- [WRITTEN EXERCISE] Collect every line that includes the string "color".

- [Collected data entries]
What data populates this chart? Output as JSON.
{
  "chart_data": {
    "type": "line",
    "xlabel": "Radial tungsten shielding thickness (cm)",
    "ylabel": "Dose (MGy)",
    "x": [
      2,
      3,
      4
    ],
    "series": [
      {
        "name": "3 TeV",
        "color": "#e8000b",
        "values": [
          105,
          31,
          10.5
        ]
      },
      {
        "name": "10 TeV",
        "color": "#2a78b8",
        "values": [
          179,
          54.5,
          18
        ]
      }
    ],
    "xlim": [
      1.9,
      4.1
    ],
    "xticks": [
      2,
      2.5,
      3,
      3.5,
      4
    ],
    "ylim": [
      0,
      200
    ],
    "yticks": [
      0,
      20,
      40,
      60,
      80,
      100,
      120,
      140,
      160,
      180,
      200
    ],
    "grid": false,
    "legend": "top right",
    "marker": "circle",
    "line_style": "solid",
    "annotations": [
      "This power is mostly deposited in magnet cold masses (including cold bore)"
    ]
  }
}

==

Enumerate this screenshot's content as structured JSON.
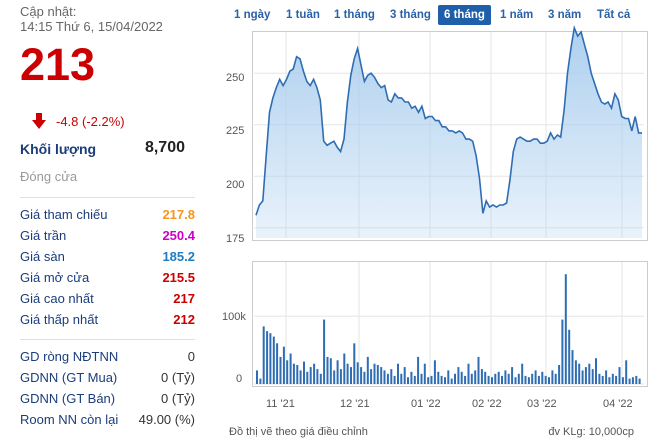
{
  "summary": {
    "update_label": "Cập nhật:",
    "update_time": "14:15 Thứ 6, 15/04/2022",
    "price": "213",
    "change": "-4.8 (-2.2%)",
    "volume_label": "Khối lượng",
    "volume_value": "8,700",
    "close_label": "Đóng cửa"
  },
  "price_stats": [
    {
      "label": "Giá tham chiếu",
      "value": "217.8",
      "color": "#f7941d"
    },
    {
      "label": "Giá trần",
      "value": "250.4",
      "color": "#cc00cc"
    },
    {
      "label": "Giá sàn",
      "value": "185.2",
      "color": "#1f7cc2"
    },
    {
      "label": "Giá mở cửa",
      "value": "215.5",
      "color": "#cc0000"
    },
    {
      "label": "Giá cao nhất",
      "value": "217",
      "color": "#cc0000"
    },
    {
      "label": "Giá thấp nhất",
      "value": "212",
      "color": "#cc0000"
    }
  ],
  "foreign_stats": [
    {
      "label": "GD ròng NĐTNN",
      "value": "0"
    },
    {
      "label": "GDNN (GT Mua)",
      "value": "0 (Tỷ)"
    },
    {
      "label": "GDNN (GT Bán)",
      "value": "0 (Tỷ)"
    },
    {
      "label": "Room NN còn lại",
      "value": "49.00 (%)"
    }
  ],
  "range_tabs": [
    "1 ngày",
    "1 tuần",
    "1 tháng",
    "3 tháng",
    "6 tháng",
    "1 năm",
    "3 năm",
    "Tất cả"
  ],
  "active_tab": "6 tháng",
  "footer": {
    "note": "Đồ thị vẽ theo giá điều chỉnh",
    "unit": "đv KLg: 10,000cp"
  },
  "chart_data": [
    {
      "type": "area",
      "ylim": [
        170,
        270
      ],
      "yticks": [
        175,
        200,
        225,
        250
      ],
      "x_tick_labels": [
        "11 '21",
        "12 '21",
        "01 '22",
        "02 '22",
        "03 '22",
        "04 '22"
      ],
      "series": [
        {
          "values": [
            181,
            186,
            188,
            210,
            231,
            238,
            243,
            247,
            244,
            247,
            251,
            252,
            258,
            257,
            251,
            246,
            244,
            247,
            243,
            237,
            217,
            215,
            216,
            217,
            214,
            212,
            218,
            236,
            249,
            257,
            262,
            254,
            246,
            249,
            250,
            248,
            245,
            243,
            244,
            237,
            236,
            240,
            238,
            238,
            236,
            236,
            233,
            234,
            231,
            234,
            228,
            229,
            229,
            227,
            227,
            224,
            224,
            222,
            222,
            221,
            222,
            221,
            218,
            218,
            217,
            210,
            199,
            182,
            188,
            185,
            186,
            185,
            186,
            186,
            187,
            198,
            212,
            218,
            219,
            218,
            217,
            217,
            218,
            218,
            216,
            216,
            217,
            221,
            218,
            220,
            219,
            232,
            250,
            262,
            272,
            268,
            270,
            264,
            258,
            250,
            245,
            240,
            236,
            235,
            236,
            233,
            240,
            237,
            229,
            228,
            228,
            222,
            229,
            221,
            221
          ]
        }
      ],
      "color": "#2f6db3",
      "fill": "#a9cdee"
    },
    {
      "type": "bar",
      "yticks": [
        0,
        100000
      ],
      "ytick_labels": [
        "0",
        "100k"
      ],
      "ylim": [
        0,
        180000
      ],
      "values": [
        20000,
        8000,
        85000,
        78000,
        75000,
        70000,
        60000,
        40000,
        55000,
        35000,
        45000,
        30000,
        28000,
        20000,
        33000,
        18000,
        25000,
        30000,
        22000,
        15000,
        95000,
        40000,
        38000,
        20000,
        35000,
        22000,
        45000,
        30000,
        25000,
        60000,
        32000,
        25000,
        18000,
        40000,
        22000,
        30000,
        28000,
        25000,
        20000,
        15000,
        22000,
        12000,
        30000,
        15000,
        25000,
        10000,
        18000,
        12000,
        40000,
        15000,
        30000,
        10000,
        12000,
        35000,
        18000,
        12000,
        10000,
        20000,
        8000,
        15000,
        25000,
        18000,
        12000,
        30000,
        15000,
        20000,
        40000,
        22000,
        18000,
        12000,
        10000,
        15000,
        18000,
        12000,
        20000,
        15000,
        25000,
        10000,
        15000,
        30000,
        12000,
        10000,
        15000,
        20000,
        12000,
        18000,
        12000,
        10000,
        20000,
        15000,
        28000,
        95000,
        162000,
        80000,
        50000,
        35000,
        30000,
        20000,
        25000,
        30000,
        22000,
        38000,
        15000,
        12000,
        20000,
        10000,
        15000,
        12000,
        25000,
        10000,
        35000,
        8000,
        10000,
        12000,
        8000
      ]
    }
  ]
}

- [WRITTEN RESPONSE]
        "color": "#e8000b",
        "color": "#2a78b8",
      "color": "#f7941d"
      "color": "#cc00cc"
      "color": "#1f7cc2"
      "color": "#cc0000"
      "color": "#cc0000"
      "color": "#cc0000"
      "color": "#2f6db3",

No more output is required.